AIM OF THE EXERCISE: Go through the entries below and count the lines holding the word "kinderen". Reply with only the number, please.

RECORDS FOR PROCESSING:
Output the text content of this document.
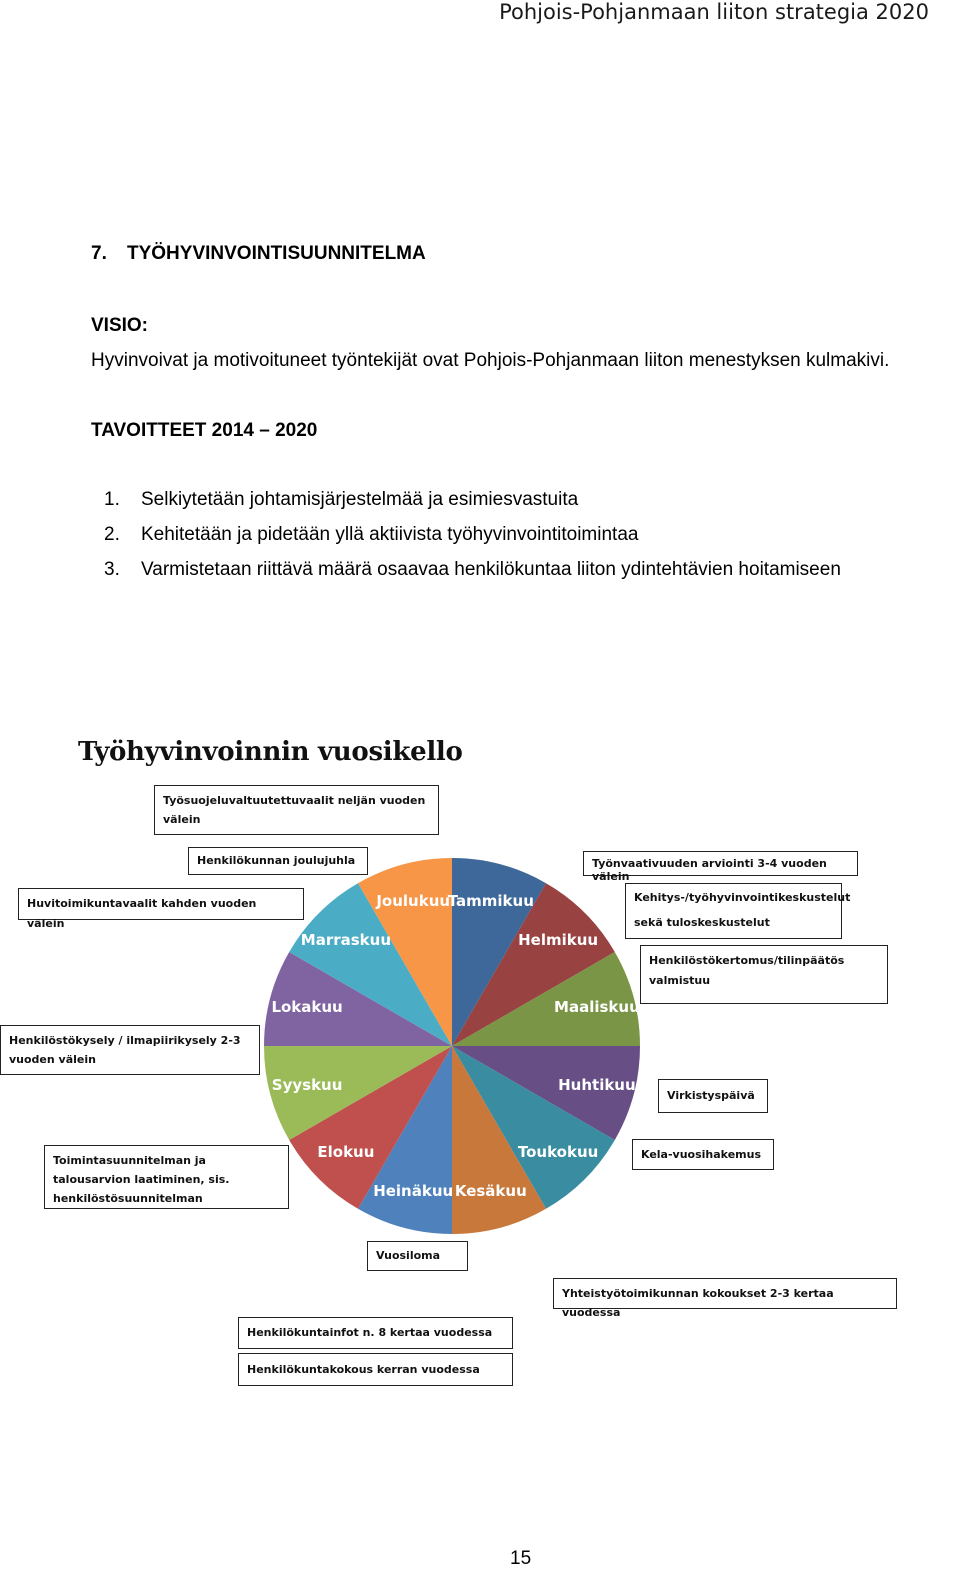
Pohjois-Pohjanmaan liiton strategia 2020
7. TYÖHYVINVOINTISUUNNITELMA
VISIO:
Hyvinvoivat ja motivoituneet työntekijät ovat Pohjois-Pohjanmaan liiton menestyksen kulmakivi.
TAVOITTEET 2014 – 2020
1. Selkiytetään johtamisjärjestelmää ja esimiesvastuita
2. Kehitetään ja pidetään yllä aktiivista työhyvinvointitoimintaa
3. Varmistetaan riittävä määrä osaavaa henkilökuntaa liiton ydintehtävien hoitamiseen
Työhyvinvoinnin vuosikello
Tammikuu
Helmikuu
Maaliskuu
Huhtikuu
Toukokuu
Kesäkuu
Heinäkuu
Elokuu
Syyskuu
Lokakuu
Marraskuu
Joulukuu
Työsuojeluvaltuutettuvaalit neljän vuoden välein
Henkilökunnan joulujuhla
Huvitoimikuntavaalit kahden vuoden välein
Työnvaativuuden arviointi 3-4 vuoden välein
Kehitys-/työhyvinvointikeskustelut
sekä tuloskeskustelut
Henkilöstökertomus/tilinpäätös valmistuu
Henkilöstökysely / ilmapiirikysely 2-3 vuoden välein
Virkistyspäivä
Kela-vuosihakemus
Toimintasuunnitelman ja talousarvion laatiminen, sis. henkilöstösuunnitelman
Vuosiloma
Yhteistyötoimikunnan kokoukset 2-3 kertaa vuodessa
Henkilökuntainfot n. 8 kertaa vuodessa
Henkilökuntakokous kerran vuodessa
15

...

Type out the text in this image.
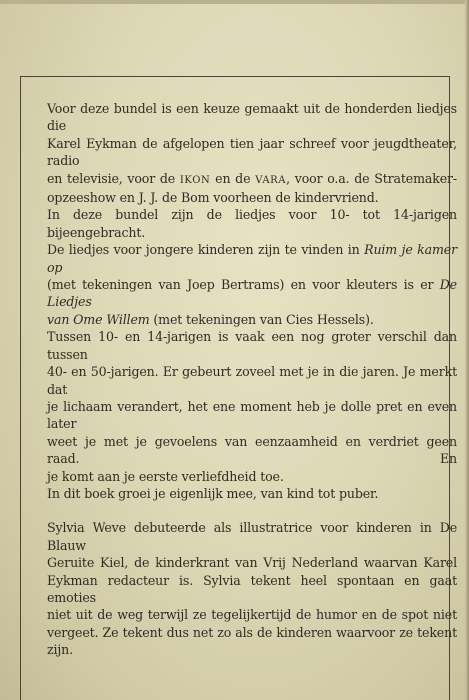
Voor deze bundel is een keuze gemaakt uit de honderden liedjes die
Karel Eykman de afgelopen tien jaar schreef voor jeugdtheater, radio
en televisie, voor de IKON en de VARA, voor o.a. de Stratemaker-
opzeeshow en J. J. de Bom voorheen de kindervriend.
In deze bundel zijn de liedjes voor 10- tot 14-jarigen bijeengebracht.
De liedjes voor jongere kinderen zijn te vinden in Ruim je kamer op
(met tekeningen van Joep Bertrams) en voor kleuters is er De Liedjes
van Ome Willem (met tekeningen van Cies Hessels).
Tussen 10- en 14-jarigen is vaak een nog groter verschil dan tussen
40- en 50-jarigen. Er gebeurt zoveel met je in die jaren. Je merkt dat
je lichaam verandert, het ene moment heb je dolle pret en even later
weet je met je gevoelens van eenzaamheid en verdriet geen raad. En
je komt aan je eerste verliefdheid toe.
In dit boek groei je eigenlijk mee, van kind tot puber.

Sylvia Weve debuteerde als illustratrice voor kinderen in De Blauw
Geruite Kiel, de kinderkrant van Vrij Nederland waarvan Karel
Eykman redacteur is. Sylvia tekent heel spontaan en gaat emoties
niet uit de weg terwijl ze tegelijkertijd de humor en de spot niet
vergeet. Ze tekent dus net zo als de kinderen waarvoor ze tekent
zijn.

RESULT FOR THIS EXERCISE: 3